## PROBLEM TO SOLVE:
Read the records and gather each line that includes "αὐτό".
——————
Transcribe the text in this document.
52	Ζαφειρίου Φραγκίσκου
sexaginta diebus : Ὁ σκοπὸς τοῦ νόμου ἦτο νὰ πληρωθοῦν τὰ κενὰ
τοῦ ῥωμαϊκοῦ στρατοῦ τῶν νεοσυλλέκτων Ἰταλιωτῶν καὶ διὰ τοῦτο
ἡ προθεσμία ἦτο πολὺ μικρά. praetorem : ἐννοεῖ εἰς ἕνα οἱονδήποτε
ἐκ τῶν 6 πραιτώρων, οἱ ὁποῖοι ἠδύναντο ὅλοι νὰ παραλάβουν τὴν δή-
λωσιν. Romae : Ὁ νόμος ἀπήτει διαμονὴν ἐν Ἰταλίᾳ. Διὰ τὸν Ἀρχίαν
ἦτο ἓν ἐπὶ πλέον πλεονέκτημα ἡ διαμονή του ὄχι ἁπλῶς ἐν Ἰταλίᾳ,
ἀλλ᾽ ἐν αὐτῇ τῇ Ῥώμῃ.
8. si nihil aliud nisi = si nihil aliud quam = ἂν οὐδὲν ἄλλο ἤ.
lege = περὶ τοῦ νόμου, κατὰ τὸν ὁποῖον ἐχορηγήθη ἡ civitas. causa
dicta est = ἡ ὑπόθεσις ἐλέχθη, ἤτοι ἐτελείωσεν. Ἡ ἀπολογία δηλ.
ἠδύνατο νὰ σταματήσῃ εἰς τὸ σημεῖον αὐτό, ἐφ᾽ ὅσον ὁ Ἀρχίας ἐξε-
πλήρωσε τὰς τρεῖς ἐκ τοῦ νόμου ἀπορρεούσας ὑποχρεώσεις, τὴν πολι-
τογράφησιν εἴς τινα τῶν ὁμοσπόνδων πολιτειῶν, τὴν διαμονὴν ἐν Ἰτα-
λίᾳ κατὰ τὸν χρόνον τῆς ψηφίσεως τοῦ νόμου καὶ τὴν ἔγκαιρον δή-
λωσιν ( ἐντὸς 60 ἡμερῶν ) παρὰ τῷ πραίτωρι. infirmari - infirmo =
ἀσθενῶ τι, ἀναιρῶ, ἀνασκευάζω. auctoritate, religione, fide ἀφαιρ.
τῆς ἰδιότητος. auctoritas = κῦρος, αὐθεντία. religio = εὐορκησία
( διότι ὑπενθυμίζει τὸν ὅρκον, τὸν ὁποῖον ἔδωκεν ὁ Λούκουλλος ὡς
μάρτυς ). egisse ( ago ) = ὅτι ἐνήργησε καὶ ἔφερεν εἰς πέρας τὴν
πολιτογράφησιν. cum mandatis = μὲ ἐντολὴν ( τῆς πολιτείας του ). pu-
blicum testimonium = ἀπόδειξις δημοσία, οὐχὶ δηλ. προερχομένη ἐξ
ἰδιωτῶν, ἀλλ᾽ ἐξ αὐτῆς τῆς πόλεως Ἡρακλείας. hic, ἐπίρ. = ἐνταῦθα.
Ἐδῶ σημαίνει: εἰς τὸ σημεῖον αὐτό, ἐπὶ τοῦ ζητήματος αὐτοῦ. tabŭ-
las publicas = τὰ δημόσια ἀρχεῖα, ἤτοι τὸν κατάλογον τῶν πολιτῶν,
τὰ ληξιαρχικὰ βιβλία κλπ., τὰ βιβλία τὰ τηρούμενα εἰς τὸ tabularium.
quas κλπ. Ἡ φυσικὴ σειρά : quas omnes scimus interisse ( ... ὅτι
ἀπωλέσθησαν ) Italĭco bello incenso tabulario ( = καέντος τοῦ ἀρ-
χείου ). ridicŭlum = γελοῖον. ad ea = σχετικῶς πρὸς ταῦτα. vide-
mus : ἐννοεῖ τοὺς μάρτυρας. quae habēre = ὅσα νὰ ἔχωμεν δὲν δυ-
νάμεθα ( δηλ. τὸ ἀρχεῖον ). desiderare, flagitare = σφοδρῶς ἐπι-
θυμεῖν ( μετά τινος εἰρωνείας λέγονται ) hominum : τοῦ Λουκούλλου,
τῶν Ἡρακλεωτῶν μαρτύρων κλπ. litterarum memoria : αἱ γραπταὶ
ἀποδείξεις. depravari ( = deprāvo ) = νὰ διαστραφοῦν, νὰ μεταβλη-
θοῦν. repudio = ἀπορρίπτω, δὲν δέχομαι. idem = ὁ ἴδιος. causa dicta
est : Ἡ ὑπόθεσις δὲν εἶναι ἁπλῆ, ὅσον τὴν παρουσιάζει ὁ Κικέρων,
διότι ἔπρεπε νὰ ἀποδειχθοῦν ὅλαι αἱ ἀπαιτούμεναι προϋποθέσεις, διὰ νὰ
——————
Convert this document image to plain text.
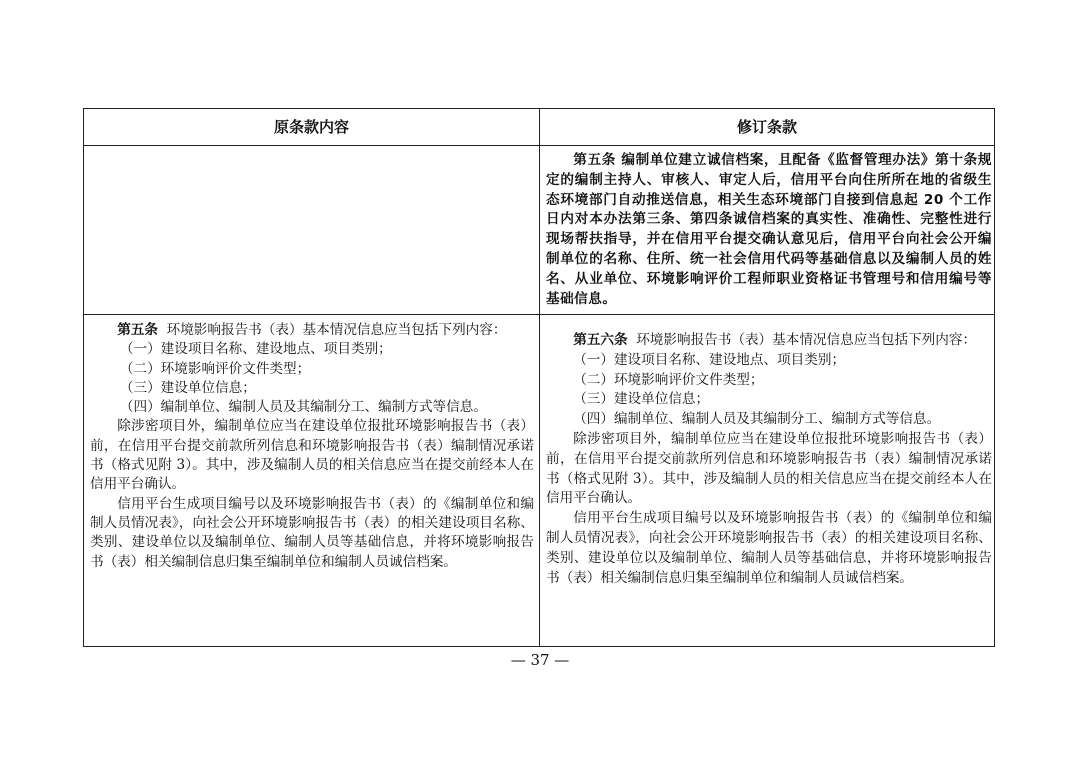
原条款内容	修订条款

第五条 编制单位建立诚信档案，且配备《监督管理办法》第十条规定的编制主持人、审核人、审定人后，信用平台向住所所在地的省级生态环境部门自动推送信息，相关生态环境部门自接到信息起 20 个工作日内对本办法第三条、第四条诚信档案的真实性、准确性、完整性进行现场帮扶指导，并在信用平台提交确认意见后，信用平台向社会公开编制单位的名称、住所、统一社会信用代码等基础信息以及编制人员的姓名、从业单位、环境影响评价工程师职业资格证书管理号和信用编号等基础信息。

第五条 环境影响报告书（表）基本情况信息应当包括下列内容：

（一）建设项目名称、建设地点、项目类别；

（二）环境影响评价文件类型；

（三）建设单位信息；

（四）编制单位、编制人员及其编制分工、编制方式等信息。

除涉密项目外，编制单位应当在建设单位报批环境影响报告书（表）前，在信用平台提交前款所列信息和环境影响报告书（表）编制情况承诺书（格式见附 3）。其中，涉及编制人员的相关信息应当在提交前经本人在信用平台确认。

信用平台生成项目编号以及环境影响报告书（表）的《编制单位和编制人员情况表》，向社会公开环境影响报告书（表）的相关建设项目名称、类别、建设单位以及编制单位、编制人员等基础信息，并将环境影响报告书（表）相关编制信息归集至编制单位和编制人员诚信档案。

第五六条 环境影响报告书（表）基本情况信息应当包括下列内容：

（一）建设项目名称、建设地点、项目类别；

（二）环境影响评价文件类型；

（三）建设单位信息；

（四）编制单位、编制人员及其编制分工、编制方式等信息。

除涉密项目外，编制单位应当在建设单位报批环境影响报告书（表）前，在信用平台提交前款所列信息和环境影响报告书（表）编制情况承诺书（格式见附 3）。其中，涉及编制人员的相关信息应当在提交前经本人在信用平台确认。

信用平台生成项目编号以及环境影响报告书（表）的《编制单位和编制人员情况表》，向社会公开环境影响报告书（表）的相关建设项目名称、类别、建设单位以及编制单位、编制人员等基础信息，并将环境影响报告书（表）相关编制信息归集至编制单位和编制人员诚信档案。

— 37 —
——————
## FULL RESPONSE:
ἠδύνατο νὰ σταματήσῃ εἰς τὸ σημεῖον αὐτό, ἐφ᾽ ὅσον ὁ Ἀρχίας ἐξε-
Ἐδῶ σημαίνει: εἰς τὸ σημεῖον αὐτό, ἐπὶ τοῦ ζητήματος αὐτοῦ. tabŭ-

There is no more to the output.